#### Request:
Each entry below must be repeated word for word.

#### Exercise material:
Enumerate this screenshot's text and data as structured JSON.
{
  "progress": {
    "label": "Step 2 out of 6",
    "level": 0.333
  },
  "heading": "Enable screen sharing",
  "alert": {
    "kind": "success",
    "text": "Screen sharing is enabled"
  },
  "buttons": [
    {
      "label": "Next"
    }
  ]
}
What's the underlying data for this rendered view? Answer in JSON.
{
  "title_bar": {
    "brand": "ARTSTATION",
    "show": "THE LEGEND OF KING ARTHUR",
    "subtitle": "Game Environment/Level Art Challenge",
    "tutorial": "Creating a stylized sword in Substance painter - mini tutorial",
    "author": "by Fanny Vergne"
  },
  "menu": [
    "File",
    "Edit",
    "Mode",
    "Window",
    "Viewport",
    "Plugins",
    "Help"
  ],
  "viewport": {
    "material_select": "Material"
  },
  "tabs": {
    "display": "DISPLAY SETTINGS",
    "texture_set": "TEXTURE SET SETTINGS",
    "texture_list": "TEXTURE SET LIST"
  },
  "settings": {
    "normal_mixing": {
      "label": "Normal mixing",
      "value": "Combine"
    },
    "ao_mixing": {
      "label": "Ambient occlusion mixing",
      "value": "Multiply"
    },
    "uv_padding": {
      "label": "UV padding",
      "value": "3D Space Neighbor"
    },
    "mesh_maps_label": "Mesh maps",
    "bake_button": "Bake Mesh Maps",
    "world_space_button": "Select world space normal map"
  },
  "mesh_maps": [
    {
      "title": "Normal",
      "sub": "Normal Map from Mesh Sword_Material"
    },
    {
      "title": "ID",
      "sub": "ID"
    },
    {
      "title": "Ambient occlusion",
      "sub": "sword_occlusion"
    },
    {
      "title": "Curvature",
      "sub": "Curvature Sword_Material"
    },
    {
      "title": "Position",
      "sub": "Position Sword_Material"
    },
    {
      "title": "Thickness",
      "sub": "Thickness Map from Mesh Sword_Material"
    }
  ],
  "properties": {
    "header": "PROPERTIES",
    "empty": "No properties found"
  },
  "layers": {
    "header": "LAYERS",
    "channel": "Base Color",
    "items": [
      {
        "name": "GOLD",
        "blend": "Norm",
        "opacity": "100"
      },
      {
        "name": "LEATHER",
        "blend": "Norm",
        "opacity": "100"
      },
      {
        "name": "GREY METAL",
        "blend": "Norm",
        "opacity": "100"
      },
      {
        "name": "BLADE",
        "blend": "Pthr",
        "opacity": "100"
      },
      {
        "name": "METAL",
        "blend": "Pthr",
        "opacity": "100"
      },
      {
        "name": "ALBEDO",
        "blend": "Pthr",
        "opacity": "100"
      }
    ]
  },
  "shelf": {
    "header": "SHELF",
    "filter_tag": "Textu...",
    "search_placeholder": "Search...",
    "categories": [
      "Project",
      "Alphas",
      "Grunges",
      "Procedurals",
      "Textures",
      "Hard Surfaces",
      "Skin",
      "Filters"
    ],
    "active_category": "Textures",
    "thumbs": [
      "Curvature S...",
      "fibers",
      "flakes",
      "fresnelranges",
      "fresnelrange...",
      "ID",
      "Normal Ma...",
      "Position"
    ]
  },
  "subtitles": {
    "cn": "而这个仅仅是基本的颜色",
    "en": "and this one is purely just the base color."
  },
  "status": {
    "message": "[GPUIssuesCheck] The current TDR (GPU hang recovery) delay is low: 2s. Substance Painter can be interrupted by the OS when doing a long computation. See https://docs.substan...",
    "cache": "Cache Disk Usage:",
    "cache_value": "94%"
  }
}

#### Solution to the exercise:
Enumerate this screenshot's text and data as structured JSON.
{
  "progress": {
    "label": "Step 2 out of 6",
    "level": 0.333
  },
  "heading": "Enable screen sharing",
  "alert": {
    "kind": "success",
    "text": "Screen sharing is enabled"
  },
  "buttons": [
    {
      "label": "Next"
    }
  ]
}
What's the underlying data for this rendered view? Answer in JSON.
{
  "title_bar": {
    "brand": "ARTSTATION",
    "show": "THE LEGEND OF KING ARTHUR",
    "subtitle": "Game Environment/Level Art Challenge",
    "tutorial": "Creating a stylized sword in Substance painter - mini tutorial",
    "author": "by Fanny Vergne"
  },
  "menu": [
    "File",
    "Edit",
    "Mode",
    "Window",
    "Viewport",
    "Plugins",
    "Help"
  ],
  "viewport": {
    "material_select": "Material"
  },
  "tabs": {
    "display": "DISPLAY SETTINGS",
    "texture_set": "TEXTURE SET SETTINGS",
    "texture_list": "TEXTURE SET LIST"
  },
  "settings": {
    "normal_mixing": {
      "label": "Normal mixing",
      "value": "Combine"
    },
    "ao_mixing": {
      "label": "Ambient occlusion mixing",
      "value": "Multiply"
    },
    "uv_padding": {
      "label": "UV padding",
      "value": "3D Space Neighbor"
    },
    "mesh_maps_label": "Mesh maps",
    "bake_button": "Bake Mesh Maps",
    "world_space_button": "Select world space normal map"
  },
  "mesh_maps": [
    {
      "title": "Normal",
      "sub": "Normal Map from Mesh Sword_Material"
    },
    {
      "title": "ID",
      "sub": "ID"
    },
    {
      "title": "Ambient occlusion",
      "sub": "sword_occlusion"
    },
    {
      "title": "Curvature",
      "sub": "Curvature Sword_Material"
    },
    {
      "title": "Position",
      "sub": "Position Sword_Material"
    },
    {
      "title": "Thickness",
      "sub": "Thickness Map from Mesh Sword_Material"
    }
  ],
  "properties": {
    "header": "PROPERTIES",
    "empty": "No properties found"
  },
  "layers": {
    "header": "LAYERS",
    "channel": "Base Color",
    "items": [
      {
        "name": "GOLD",
        "blend": "Norm",
        "opacity": "100"
      },
      {
        "name": "LEATHER",
        "blend": "Norm",
        "opacity": "100"
      },
      {
        "name": "GREY METAL",
        "blend": "Norm",
        "opacity": "100"
      },
      {
        "name": "BLADE",
        "blend": "Pthr",
        "opacity": "100"
      },
      {
        "name": "METAL",
        "blend": "Pthr",
        "opacity": "100"
      },
      {
        "name": "ALBEDO",
        "blend": "Pthr",
        "opacity": "100"
      }
    ]
  },
  "shelf": {
    "header": "SHELF",
    "filter_tag": "Textu...",
    "search_placeholder": "Search...",
    "categories": [
      "Project",
      "Alphas",
      "Grunges",
      "Procedurals",
      "Textures",
      "Hard Surfaces",
      "Skin",
      "Filters"
    ],
    "active_category": "Textures",
    "thumbs": [
      "Curvature S...",
      "fibers",
      "flakes",
      "fresnelranges",
      "fresnelrange...",
      "ID",
      "Normal Ma...",
      "Position"
    ]
  },
  "subtitles": {
    "cn": "而这个仅仅是基本的颜色",
    "en": "and this one is purely just the base color."
  },
  "status": {
    "message": "[GPUIssuesCheck] The current TDR (GPU hang recovery) delay is low: 2s. Substance Painter can be interrupted by the OS when doing a long computation. See https://docs.substan...",
    "cache": "Cache Disk Usage:",
    "cache_value": "94%"
  }
}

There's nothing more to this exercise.